_SHORT PROBLEM_
Without changing a character, return the entries, but not the images they hold.

_SUPPLIED MATERIAL_
((
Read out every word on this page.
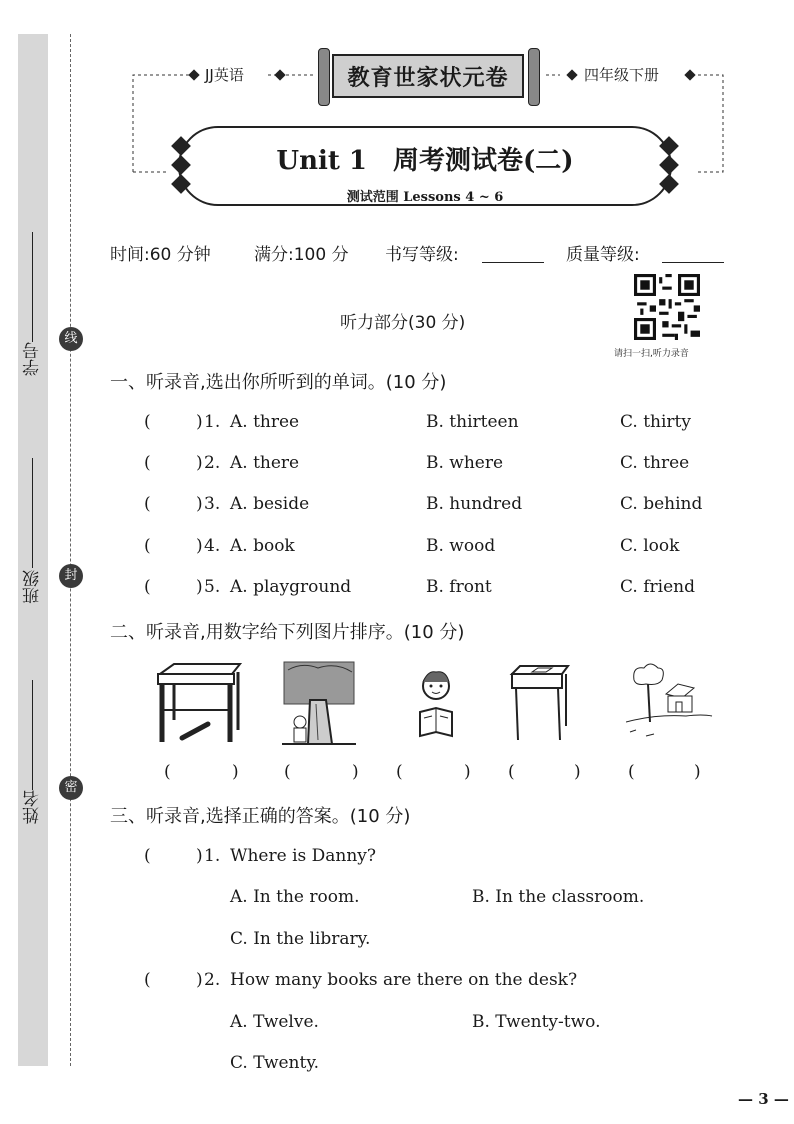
学号
班级
姓名
线
封
密
JJ英语	四年级下册
教育世家状元卷
Unit 1　周考测试卷(二)
测试范围 Lessons 4 ~ 6
时间:60 分钟	满分:100 分 书写等级:	质量等级:
听力部分(30 分)
请扫一扫,听力录音
一、听录音,选出你所听到的单词。(10 分)
(	) 1. A. three	B. thirteen	C. thirty
(	) 2. A. there	B. where	C. three
(	) 3. A. beside	B. hundred	C. behind
(	) 4. A. book	B. wood	C. look
(	) 5. A. playground	B. front	C. friend
二、听录音,用数字给下列图片排序。(10 分)
(	)	(	) (	) (	)	(	)
三、听录音,选择正确的答案。(10 分)
(	) 1. Where is Danny?
A. In the room.	B. In the classroom.
C. In the library.
(	) 2. How many books are there on the desk?
A. Twelve.	B. Twenty-two.
C. Twenty.
— 3 —
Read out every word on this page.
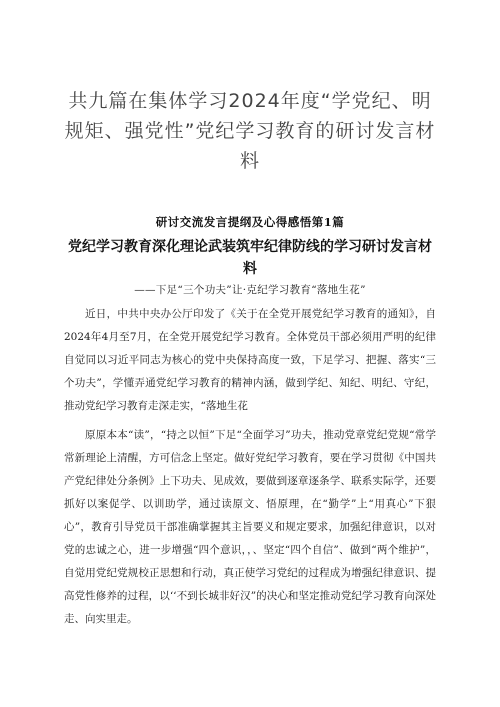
共九篇在集体学习2024年度“学党纪、明规矩、强党性”党纪学习教育的研讨发言材料
研讨交流发言提纲及心得感悟第1篇
党纪学习教育深化理论武装筑牢纪律防线的学习研讨发言材料
——下足“三个功夫”让·克纪学习教育“落地生花”

近日，中共中央办公厅印发了《关于在全党开展党纪学习教育的通知》，自2024年4月至7月，在全党开展党纪学习教育。全体党员干部必须用严明的纪律自觉同以习近平同志为核心的党中央保持高度一致，下足学习、把握、落实“三个功夫”，学懂弄通党纪学习教育的精神内涵，做到学纪、知纪、明纪、守纪，推动党纪学习教育走深走实，“落地生花

原原本本“读”，“持之以恒”下足“全面学习”功夫，推动党章党纪党规“常学常新理论上清醒，方可信念上坚定。做好党纪学习教育，要在学习贯彻《中国共产党纪律处分条例》上下功夫、见成效，要做到逐章逐条学、联系实际学，还要抓好以案促学、以训助学，通过读原文、悟原理，在“勤学”上“用真心”下狠心”，教育引导党员干部准确掌握其主旨要义和规定要求，加强纪律意识，以对党的忠诚之心，进一步增强“四个意识，，、坚定“四个自信”、做到“两个维护”，自觉用党纪党规校正思想和行动，真正使学习党纪的过程成为增强纪律意识、提高党性修养的过程，以‘‘不到长城非好汉”的决心和坚定推动党纪学习教育向深处走、向实里走。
))
_EXERCISE OUTPUT_
Read out every word on this page.
学号
班级
姓名
线
封
密
JJ英语	四年级下册
教育世家状元卷
Unit 1　周考测试卷(二)
测试范围 Lessons 4 ~ 6
时间:60 分钟	满分:100 分 书写等级:	质量等级:
听力部分(30 分)
请扫一扫,听力录音
一、听录音,选出你所听到的单词。(10 分)
(	) 1. A. three	B. thirteen	C. thirty
(	) 2. A. there	B. where	C. three
(	) 3. A. beside	B. hundred	C. behind
(	) 4. A. book	B. wood	C. look
(	) 5. A. playground	B. front	C. friend
二、听录音,用数字给下列图片排序。(10 分)
(	)	(	) (	) (	)	(	)
三、听录音,选择正确的答案。(10 分)
(	) 1. Where is Danny?
A. In the room.	B. In the classroom.
C. In the library.
(	) 2. How many books are there on the desk?
A. Twelve.	B. Twenty-two.
C. Twenty.
— 3 —
Read out every word on this page.
共九篇在集体学习2024年度“学党纪、明规矩、强党性”党纪学习教育的研讨发言材料
研讨交流发言提纲及心得感悟第1篇
党纪学习教育深化理论武装筑牢纪律防线的学习研讨发言材料
——下足“三个功夫”让·克纪学习教育“落地生花”

近日，中共中央办公厅印发了《关于在全党开展党纪学习教育的通知》，自2024年4月至7月，在全党开展党纪学习教育。全体党员干部必须用严明的纪律自觉同以习近平同志为核心的党中央保持高度一致，下足学习、把握、落实“三个功夫”，学懂弄通党纪学习教育的精神内涵，做到学纪、知纪、明纪、守纪，推动党纪学习教育走深走实，“落地生花

原原本本“读”，“持之以恒”下足“全面学习”功夫，推动党章党纪党规“常学常新理论上清醒，方可信念上坚定。做好党纪学习教育，要在学习贯彻《中国共产党纪律处分条例》上下功夫、见成效，要做到逐章逐条学、联系实际学，还要抓好以案促学、以训助学，通过读原文、悟原理，在“勤学”上“用真心”下狠心”，教育引导党员干部准确掌握其主旨要义和规定要求，加强纪律意识，以对党的忠诚之心，进一步增强“四个意识，，、坚定“四个自信”、做到“两个维护”，自觉用党纪党规校正思想和行动，真正使学习党纪的过程成为增强纪律意识、提高党性修养的过程，以‘‘不到长城非好汉”的决心和坚定推动党纪学习教育向深处走、向实里走。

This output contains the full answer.